◆ GIVEN EXERCISE: Each line below either holds the string "MEDICINA" or doesn't. Count those that do and give only the number.

◆ DATA EXCERPTS:
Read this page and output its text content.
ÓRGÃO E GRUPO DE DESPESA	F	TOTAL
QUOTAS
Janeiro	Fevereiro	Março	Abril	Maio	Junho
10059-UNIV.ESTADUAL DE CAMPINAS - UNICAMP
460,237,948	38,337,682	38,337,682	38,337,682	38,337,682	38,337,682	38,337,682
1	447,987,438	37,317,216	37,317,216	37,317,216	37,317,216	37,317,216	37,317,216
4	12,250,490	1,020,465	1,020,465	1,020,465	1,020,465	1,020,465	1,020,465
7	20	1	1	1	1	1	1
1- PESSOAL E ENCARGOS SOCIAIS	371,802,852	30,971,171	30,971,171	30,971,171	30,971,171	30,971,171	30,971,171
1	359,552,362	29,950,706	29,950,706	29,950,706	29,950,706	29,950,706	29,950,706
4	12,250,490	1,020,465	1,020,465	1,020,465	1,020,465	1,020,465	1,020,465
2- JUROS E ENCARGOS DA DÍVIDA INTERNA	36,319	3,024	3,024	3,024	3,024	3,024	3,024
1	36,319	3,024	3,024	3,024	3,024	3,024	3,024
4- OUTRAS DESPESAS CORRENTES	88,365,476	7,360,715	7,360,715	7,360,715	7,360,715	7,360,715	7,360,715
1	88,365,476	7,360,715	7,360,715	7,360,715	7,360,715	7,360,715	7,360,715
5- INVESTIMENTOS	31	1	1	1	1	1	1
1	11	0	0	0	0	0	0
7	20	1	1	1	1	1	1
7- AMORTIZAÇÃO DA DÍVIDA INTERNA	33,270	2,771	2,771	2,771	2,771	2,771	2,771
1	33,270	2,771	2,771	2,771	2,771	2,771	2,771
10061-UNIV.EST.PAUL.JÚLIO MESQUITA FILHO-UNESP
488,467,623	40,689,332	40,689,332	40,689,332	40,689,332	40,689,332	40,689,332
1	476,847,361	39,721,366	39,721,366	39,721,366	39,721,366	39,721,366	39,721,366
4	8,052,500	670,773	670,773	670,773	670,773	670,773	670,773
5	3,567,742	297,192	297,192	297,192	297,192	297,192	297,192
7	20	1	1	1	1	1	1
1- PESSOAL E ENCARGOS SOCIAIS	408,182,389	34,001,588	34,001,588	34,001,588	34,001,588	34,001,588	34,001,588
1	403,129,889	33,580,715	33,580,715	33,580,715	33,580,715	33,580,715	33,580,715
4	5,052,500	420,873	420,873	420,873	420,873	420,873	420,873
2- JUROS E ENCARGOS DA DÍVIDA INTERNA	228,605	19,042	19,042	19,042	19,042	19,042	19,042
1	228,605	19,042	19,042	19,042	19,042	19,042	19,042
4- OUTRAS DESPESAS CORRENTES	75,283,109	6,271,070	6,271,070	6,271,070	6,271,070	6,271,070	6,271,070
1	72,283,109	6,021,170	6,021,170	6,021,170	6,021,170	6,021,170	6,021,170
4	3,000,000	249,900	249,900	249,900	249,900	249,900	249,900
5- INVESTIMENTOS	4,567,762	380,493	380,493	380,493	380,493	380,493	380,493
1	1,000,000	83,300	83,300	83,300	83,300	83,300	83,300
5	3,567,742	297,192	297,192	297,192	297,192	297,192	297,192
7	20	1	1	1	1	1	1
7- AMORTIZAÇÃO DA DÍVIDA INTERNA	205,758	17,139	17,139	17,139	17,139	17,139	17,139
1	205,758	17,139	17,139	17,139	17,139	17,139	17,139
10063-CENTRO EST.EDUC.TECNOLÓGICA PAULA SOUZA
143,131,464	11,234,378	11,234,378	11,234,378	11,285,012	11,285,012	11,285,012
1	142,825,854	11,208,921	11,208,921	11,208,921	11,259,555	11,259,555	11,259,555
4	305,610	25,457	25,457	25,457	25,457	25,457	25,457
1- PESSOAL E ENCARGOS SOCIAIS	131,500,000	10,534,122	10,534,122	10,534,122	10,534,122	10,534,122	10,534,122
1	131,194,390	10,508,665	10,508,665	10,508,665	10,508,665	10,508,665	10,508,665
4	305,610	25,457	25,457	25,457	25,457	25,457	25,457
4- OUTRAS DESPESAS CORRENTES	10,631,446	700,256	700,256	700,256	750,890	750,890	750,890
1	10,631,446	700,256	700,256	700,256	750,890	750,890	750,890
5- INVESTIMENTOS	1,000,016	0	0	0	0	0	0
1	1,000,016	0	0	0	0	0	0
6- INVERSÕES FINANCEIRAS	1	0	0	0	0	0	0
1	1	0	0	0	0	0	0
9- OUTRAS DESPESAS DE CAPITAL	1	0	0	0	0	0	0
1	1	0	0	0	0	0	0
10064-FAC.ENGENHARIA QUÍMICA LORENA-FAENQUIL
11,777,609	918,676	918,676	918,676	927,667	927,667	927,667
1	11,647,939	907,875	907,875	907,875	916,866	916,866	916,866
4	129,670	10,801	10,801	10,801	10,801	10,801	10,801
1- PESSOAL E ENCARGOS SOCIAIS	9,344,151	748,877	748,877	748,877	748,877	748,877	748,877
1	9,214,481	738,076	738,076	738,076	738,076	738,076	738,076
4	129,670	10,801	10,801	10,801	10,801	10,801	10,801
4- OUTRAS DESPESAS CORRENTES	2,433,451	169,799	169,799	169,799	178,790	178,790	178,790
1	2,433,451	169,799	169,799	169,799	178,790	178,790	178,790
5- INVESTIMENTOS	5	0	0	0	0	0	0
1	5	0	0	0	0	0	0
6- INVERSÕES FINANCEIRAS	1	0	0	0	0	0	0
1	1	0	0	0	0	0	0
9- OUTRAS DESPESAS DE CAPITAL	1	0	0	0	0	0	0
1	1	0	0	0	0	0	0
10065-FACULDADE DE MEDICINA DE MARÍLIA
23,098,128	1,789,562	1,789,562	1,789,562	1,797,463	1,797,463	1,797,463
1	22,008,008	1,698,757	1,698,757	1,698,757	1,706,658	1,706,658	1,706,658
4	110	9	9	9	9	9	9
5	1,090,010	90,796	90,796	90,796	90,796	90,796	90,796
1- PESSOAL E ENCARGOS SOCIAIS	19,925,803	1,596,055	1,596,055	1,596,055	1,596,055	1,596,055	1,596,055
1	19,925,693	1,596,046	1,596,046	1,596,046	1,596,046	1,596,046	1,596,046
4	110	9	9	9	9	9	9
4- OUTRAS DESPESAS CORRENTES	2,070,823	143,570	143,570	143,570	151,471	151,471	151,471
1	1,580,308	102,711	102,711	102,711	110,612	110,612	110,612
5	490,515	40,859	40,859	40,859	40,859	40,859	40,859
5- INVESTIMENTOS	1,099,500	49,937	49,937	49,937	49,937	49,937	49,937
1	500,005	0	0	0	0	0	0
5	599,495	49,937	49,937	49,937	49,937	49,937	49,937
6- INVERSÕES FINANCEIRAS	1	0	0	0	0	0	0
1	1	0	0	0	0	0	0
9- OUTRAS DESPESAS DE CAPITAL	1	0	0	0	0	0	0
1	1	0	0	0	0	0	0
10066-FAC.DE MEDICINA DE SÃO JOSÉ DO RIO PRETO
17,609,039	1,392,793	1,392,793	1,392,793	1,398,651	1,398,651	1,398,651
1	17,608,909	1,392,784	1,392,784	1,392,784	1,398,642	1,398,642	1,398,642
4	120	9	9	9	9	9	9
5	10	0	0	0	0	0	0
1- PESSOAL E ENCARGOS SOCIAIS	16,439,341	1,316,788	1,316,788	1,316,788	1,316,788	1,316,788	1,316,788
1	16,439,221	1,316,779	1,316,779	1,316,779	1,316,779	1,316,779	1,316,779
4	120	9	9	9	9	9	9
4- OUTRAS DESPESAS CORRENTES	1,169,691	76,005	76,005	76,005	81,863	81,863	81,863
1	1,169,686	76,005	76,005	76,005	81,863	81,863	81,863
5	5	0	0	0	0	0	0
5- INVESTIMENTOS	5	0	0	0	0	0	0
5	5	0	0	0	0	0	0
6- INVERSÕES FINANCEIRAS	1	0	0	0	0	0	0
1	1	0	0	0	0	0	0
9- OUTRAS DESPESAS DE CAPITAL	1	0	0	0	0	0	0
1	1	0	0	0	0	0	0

◆ WRITTEN SOLUTION: 2